··· MATERIAL FOR THIS EXERCISE ···
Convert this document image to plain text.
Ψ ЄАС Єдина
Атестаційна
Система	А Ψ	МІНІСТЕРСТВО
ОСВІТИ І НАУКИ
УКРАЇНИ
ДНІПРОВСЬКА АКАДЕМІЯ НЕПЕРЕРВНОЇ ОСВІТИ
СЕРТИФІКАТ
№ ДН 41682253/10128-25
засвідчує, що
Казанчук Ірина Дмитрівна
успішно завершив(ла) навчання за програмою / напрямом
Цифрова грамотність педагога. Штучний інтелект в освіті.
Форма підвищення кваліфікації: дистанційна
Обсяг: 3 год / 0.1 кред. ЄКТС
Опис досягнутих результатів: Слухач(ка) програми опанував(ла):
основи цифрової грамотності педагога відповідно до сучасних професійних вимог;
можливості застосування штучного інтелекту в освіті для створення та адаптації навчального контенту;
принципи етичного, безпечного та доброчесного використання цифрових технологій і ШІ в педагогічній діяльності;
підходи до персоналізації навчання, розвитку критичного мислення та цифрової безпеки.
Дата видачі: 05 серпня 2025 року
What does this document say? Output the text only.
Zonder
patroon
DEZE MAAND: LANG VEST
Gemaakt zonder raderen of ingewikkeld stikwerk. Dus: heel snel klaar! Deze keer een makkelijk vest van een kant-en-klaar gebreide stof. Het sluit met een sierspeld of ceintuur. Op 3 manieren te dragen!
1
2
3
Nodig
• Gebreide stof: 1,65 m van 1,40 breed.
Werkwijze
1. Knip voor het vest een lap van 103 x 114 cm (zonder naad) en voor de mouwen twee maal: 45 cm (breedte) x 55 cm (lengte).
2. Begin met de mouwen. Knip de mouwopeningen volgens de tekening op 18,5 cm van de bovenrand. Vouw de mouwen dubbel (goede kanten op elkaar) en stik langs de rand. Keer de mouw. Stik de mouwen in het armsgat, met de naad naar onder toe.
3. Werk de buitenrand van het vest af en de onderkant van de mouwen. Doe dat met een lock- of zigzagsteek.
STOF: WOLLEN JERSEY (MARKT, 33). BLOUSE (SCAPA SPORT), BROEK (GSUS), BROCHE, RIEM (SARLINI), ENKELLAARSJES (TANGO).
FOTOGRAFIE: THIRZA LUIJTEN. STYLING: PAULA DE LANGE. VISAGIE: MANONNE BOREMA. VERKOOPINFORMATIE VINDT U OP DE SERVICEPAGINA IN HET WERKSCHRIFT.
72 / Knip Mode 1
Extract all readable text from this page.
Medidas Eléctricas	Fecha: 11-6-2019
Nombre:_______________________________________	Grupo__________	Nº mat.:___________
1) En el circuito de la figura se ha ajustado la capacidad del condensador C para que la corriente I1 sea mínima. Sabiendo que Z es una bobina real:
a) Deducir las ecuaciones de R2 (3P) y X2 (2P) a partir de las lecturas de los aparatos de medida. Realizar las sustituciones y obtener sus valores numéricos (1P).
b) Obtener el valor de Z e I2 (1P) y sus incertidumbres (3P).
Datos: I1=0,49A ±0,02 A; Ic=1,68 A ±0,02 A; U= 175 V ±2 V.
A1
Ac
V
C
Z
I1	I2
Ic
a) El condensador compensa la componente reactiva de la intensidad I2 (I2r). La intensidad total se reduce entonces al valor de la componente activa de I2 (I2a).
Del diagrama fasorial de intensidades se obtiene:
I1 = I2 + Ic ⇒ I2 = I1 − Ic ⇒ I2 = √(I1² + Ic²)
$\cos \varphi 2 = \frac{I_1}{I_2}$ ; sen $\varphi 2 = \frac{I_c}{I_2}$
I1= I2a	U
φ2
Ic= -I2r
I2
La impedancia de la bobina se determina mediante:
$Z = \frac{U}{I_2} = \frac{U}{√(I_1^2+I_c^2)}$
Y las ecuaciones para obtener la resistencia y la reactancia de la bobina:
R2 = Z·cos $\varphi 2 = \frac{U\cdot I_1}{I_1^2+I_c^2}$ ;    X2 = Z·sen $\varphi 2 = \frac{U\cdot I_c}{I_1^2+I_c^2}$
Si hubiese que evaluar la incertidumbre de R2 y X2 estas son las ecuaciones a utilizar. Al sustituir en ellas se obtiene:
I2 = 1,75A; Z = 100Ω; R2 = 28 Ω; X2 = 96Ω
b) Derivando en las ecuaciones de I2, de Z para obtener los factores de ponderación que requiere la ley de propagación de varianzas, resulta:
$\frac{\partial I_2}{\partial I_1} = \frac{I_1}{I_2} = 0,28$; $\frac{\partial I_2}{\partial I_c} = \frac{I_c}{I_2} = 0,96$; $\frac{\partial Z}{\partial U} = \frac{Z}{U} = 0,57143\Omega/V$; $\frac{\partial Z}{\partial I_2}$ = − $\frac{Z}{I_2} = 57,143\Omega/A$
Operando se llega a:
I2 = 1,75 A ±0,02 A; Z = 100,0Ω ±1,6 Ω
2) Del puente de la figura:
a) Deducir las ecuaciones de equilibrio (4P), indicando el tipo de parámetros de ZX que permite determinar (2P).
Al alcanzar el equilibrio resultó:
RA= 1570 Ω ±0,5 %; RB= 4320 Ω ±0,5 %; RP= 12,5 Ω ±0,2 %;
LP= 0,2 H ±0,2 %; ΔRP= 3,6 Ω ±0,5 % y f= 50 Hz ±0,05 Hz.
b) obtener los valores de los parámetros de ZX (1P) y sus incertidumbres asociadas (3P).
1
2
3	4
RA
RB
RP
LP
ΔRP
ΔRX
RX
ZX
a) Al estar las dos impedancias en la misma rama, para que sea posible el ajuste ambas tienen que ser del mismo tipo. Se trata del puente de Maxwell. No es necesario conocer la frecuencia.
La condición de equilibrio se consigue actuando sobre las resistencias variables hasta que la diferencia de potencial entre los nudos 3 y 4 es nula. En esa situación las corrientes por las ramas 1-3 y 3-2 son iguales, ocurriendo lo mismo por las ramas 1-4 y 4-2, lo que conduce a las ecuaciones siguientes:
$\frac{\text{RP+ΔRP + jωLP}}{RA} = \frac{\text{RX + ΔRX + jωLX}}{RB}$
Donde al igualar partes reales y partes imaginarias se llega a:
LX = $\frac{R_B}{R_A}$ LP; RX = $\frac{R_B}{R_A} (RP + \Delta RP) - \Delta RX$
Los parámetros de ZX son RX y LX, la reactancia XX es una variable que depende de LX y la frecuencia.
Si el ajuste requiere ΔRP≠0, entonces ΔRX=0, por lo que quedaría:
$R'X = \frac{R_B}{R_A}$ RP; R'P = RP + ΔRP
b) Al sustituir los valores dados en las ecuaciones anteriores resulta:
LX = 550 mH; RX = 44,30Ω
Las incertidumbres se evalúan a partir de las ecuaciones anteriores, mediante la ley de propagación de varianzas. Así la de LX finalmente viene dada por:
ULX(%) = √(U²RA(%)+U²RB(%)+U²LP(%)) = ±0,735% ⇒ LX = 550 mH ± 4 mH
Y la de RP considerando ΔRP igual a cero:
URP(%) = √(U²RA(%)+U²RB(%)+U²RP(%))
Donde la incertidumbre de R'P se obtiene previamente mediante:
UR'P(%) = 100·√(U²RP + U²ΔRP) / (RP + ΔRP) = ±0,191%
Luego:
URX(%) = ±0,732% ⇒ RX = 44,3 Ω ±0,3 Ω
···
GOAL — Repeat the material in full, exactly as it stands.

SOLUTION —
Convert this document image to plain text.
Ψ ЄАС Єдина
Атестаційна
Система	А Ψ	МІНІСТЕРСТВО
ОСВІТИ І НАУКИ
УКРАЇНИ
ДНІПРОВСЬКА АКАДЕМІЯ НЕПЕРЕРВНОЇ ОСВІТИ
СЕРТИФІКАТ
№ ДН 41682253/10128-25
засвідчує, що
Казанчук Ірина Дмитрівна
успішно завершив(ла) навчання за програмою / напрямом
Цифрова грамотність педагога. Штучний інтелект в освіті.
Форма підвищення кваліфікації: дистанційна
Обсяг: 3 год / 0.1 кред. ЄКТС
Опис досягнутих результатів: Слухач(ка) програми опанував(ла):
основи цифрової грамотності педагога відповідно до сучасних професійних вимог;
можливості застосування штучного інтелекту в освіті для створення та адаптації навчального контенту;
принципи етичного, безпечного та доброчесного використання цифрових технологій і ШІ в педагогічній діяльності;
підходи до персоналізації навчання, розвитку критичного мислення та цифрової безпеки.
Дата видачі: 05 серпня 2025 року
What does this document say? Output the text only.
Zonder
patroon
DEZE MAAND: LANG VEST
Gemaakt zonder raderen of ingewikkeld stikwerk. Dus: heel snel klaar! Deze keer een makkelijk vest van een kant-en-klaar gebreide stof. Het sluit met een sierspeld of ceintuur. Op 3 manieren te dragen!
1
2
3
Nodig
• Gebreide stof: 1,65 m van 1,40 breed.
Werkwijze
1. Knip voor het vest een lap van 103 x 114 cm (zonder naad) en voor de mouwen twee maal: 45 cm (breedte) x 55 cm (lengte).
2. Begin met de mouwen. Knip de mouwopeningen volgens de tekening op 18,5 cm van de bovenrand. Vouw de mouwen dubbel (goede kanten op elkaar) en stik langs de rand. Keer de mouw. Stik de mouwen in het armsgat, met de naad naar onder toe.
3. Werk de buitenrand van het vest af en de onderkant van de mouwen. Doe dat met een lock- of zigzagsteek.
STOF: WOLLEN JERSEY (MARKT, 33). BLOUSE (SCAPA SPORT), BROEK (GSUS), BROCHE, RIEM (SARLINI), ENKELLAARSJES (TANGO).
FOTOGRAFIE: THIRZA LUIJTEN. STYLING: PAULA DE LANGE. VISAGIE: MANONNE BOREMA. VERKOOPINFORMATIE VINDT U OP DE SERVICEPAGINA IN HET WERKSCHRIFT.
72 / Knip Mode 1
Extract all readable text from this page.
Medidas Eléctricas	Fecha: 11-6-2019
Nombre:_______________________________________	Grupo__________	Nº mat.:___________
1) En el circuito de la figura se ha ajustado la capacidad del condensador C para que la corriente I1 sea mínima. Sabiendo que Z es una bobina real:
a) Deducir las ecuaciones de R2 (3P) y X2 (2P) a partir de las lecturas de los aparatos de medida. Realizar las sustituciones y obtener sus valores numéricos (1P).
b) Obtener el valor de Z e I2 (1P) y sus incertidumbres (3P).
Datos: I1=0,49A ±0,02 A; Ic=1,68 A ±0,02 A; U= 175 V ±2 V.
A1
Ac
V
C
Z
I1	I2
Ic
a) El condensador compensa la componente reactiva de la intensidad I2 (I2r). La intensidad total se reduce entonces al valor de la componente activa de I2 (I2a).
Del diagrama fasorial de intensidades se obtiene:
I1 = I2 + Ic ⇒ I2 = I1 − Ic ⇒ I2 = √(I1² + Ic²)
$\cos \varphi 2 = \frac{I_1}{I_2}$ ; sen $\varphi 2 = \frac{I_c}{I_2}$
I1= I2a	U
φ2
Ic= -I2r
I2
La impedancia de la bobina se determina mediante:
$Z = \frac{U}{I_2} = \frac{U}{√(I_1^2+I_c^2)}$
Y las ecuaciones para obtener la resistencia y la reactancia de la bobina:
R2 = Z·cos $\varphi 2 = \frac{U\cdot I_1}{I_1^2+I_c^2}$ ;    X2 = Z·sen $\varphi 2 = \frac{U\cdot I_c}{I_1^2+I_c^2}$
Si hubiese que evaluar la incertidumbre de R2 y X2 estas son las ecuaciones a utilizar. Al sustituir en ellas se obtiene:
I2 = 1,75A; Z = 100Ω; R2 = 28 Ω; X2 = 96Ω
b) Derivando en las ecuaciones de I2, de Z para obtener los factores de ponderación que requiere la ley de propagación de varianzas, resulta:
$\frac{\partial I_2}{\partial I_1} = \frac{I_1}{I_2} = 0,28$; $\frac{\partial I_2}{\partial I_c} = \frac{I_c}{I_2} = 0,96$; $\frac{\partial Z}{\partial U} = \frac{Z}{U} = 0,57143\Omega/V$; $\frac{\partial Z}{\partial I_2}$ = − $\frac{Z}{I_2} = 57,143\Omega/A$
Operando se llega a:
I2 = 1,75 A ±0,02 A; Z = 100,0Ω ±1,6 Ω
2) Del puente de la figura:
a) Deducir las ecuaciones de equilibrio (4P), indicando el tipo de parámetros de ZX que permite determinar (2P).
Al alcanzar el equilibrio resultó:
RA= 1570 Ω ±0,5 %; RB= 4320 Ω ±0,5 %; RP= 12,5 Ω ±0,2 %;
LP= 0,2 H ±0,2 %; ΔRP= 3,6 Ω ±0,5 % y f= 50 Hz ±0,05 Hz.
b) obtener los valores de los parámetros de ZX (1P) y sus incertidumbres asociadas (3P).
1
2
3	4
RA
RB
RP
LP
ΔRP
ΔRX
RX
ZX
a) Al estar las dos impedancias en la misma rama, para que sea posible el ajuste ambas tienen que ser del mismo tipo. Se trata del puente de Maxwell. No es necesario conocer la frecuencia.
La condición de equilibrio se consigue actuando sobre las resistencias variables hasta que la diferencia de potencial entre los nudos 3 y 4 es nula. En esa situación las corrientes por las ramas 1-3 y 3-2 son iguales, ocurriendo lo mismo por las ramas 1-4 y 4-2, lo que conduce a las ecuaciones siguientes:
$\frac{\text{RP+ΔRP + jωLP}}{RA} = \frac{\text{RX + ΔRX + jωLX}}{RB}$
Donde al igualar partes reales y partes imaginarias se llega a:
LX = $\frac{R_B}{R_A}$ LP; RX = $\frac{R_B}{R_A} (RP + \Delta RP) - \Delta RX$
Los parámetros de ZX son RX y LX, la reactancia XX es una variable que depende de LX y la frecuencia.
Si el ajuste requiere ΔRP≠0, entonces ΔRX=0, por lo que quedaría:
$R'X = \frac{R_B}{R_A}$ RP; R'P = RP + ΔRP
b) Al sustituir los valores dados en las ecuaciones anteriores resulta:
LX = 550 mH; RX = 44,30Ω
Las incertidumbres se evalúan a partir de las ecuaciones anteriores, mediante la ley de propagación de varianzas. Así la de LX finalmente viene dada por:
ULX(%) = √(U²RA(%)+U²RB(%)+U²LP(%)) = ±0,735% ⇒ LX = 550 mH ± 4 mH
Y la de RP considerando ΔRP igual a cero:
URP(%) = √(U²RA(%)+U²RB(%)+U²RP(%))
Donde la incertidumbre de R'P se obtiene previamente mediante:
UR'P(%) = 100·√(U²RP + U²ΔRP) / (RP + ΔRP) = ±0,191%
Luego:
URX(%) = ±0,732% ⇒ RX = 44,3 Ω ±0,3 Ω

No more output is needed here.